Data records

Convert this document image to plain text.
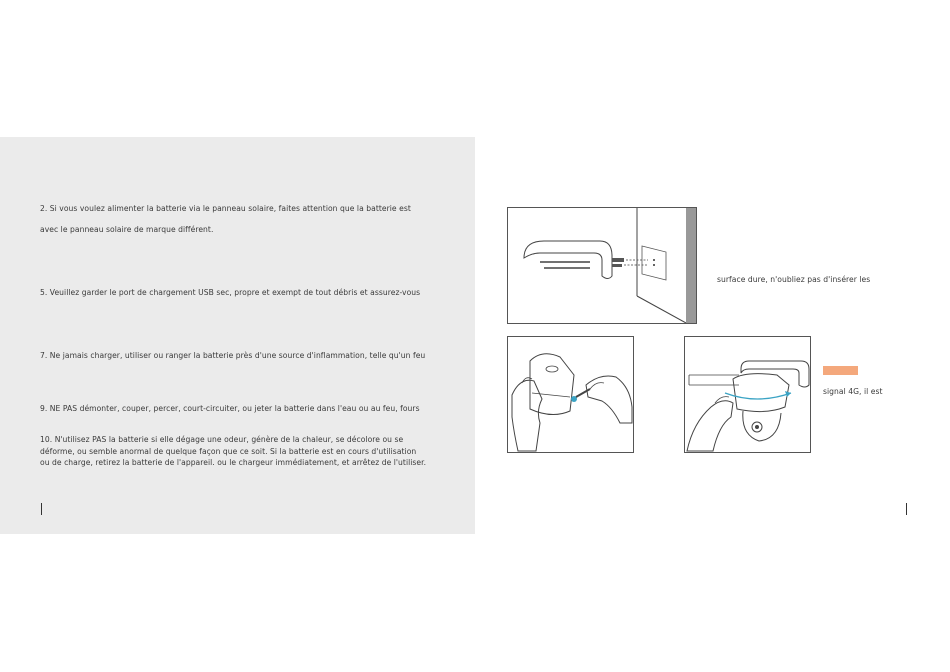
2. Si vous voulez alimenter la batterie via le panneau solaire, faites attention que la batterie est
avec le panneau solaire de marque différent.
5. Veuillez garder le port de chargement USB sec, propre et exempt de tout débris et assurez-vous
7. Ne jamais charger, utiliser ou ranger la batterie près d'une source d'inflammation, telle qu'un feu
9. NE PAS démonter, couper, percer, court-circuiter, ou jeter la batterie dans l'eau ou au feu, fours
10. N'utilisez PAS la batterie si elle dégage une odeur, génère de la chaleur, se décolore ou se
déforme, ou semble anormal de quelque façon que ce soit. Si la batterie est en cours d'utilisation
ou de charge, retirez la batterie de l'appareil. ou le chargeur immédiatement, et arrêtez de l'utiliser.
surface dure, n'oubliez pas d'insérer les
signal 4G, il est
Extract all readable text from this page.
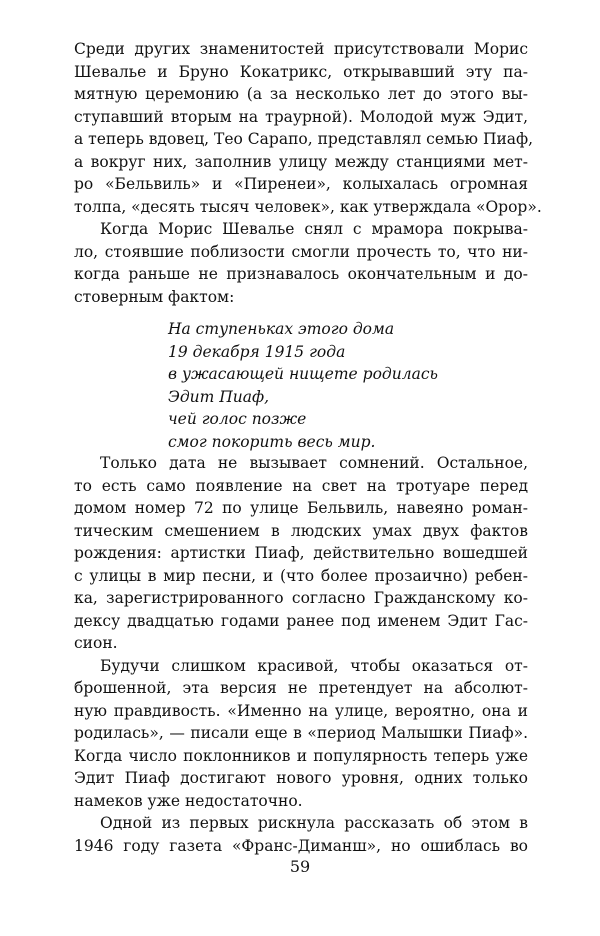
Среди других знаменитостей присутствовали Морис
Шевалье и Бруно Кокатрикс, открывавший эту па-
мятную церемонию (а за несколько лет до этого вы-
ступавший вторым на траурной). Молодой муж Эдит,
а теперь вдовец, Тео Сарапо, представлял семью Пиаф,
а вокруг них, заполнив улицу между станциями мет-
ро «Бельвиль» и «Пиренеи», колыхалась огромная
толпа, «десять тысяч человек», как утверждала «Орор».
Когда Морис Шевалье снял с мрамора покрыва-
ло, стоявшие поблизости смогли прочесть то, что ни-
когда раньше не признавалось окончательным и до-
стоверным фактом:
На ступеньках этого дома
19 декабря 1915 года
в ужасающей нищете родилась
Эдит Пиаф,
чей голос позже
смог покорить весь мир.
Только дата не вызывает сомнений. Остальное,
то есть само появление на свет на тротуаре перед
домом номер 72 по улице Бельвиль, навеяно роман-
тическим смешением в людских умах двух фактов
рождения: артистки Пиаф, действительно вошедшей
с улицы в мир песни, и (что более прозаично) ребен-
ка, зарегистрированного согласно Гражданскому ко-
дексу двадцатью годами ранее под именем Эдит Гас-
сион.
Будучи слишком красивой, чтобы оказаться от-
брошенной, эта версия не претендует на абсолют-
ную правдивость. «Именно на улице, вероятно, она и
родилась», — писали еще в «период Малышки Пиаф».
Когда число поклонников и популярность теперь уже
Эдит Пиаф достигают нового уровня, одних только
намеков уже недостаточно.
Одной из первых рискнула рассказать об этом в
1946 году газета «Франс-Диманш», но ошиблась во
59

What you need to do: Lines that hold "solaire" are the ones to copy; find all of them.

Task answer:
2. Si vous voulez alimenter la batterie via le panneau solaire, faites attention que la batterie est
avec le panneau solaire de marque différent.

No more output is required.